Start of PAGE EXCERPT
The “Ownership Premium”

Often, the net profit listed on a Profit and Loss statement (P&L) does not give an informed understanding on how your practice is doing.

First, the P&L numbers should be an accurate description of the income and expenses of the practice. However, this is not the case when the P&L statement includes depreciation. Depreciation is an imaginary number that makes the net profit appear higher than it really is. To have an accurate understanding of practice profit, depreciation must be addressed in the numbers. Additionally, some owners run other expenses through the practice that are not really practice expenses. The IRS allows some leeway here, and owners often take advantage of deducting these additional expenses, as it will lower their net profit, which then lowers their tax exposure. The correction of depreciation and other expenses that are not really practice expenses is the Adjusted Net.    

Second, instead of paying themselves a wage, many practice owners pay all expenses then take anything left over and call it net. This is not a good practice. When the owner is working in the practice as an optometrist, the pay for that work is a true practice expense that must be considered. That optometrist wage needs to be added to the practice expenses. 

Once you have all the true expenses of the practice, then you can subtract that total from the practice gross revenue collected to determine the true practice profit, or as Robert Schultz (CEO of Vision One Credit Union) calls it: the “Ownership Premium.” Mr. Schultz sets up the ownership premium in an article he wrote for Review of Optometric Business this way:

“An independent optometric practice owner is paid two ways directly from the practice:

1. Practicing as an OD seeing patients

2. The Ownership Premium

The Adjusted Net or the Ownership Premium can serve as the scorecard for the practice.  

The question that needs to be answered is: How did the practice do this year over last year? The answer is to look at your Ownership Premium. Did the Ownership Premium go up, down, or stay the same? If it went up, then you are doing well. If the Ownership Premium either stayed the same or went down, then you have problems that need to be addressed.

You should look at your Ownership Premium at least monthly to understand how your practice is doing.
End of PAGE EXCERPT
Start of GIVEN RECORDS
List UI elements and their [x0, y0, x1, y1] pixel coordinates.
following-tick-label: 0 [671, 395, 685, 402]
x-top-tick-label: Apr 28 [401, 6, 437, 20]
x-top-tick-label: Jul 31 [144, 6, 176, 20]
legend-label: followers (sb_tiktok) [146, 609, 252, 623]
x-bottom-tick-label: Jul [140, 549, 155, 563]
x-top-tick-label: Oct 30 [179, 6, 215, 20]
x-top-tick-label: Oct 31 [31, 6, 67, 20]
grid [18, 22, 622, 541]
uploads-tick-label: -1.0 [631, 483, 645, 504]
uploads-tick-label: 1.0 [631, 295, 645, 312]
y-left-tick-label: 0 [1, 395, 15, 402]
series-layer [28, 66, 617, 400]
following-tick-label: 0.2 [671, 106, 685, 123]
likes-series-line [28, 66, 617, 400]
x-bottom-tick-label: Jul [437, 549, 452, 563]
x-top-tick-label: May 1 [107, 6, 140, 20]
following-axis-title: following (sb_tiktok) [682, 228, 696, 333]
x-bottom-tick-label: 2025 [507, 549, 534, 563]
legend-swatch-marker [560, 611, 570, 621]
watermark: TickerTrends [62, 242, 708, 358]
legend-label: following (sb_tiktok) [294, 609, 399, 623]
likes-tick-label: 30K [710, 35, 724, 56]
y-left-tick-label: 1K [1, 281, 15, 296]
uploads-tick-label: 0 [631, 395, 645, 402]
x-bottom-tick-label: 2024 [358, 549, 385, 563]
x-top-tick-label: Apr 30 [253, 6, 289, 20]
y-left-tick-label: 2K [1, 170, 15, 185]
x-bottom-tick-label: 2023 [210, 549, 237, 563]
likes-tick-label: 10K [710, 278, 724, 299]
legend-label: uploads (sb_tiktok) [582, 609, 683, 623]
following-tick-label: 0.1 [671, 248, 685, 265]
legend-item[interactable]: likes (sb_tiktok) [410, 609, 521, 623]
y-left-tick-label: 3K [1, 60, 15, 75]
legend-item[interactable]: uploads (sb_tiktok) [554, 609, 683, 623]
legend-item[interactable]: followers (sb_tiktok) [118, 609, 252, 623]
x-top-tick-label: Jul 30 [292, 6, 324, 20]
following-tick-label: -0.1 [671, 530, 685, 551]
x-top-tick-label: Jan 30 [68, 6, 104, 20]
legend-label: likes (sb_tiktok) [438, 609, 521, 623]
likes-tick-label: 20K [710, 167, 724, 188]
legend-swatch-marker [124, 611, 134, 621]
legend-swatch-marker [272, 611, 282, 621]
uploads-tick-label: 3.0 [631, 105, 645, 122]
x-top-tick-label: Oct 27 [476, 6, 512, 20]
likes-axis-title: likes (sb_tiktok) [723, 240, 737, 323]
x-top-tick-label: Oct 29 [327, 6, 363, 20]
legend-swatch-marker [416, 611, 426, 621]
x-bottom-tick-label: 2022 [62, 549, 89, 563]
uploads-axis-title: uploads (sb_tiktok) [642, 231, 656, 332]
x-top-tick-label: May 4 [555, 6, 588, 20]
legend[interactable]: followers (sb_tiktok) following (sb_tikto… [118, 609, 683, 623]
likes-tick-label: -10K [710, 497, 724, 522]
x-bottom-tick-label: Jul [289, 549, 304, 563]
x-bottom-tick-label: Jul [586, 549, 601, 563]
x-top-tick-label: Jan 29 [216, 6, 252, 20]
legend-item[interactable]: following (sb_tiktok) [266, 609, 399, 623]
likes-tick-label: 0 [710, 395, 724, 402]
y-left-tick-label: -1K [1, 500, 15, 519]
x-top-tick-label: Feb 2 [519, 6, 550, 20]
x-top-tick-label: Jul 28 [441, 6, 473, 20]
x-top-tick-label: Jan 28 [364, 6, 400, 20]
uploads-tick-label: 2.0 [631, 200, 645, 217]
End of GIVEN RECORDS
→ WHAT YOU WILL DO:
[1] Summarize the piece on the Ownership Premium in two sentences.
[2] Please return everything in the piece on the Ownership Premium from "1. Practicing as" down to "for the practice.", word for word.

→ RESPONSES:
[1] A P&L's net profit can mislead, so depreciation, expenses that are not really practice expenses, and the owner's wage as an optometrist must be accounted for before subtracting the true expenses from gross revenue collected. The result, which Robert Schultz calls the "Ownership Premium," serves as the practice scorecard: if it goes up year over year the practice is doing well, and it should be checked at least monthly.

[2]
1. Practicing as an OD seeing patients

2. The Ownership Premium

The Adjusted Net or the Ownership Premium can serve as the scorecard for the practice.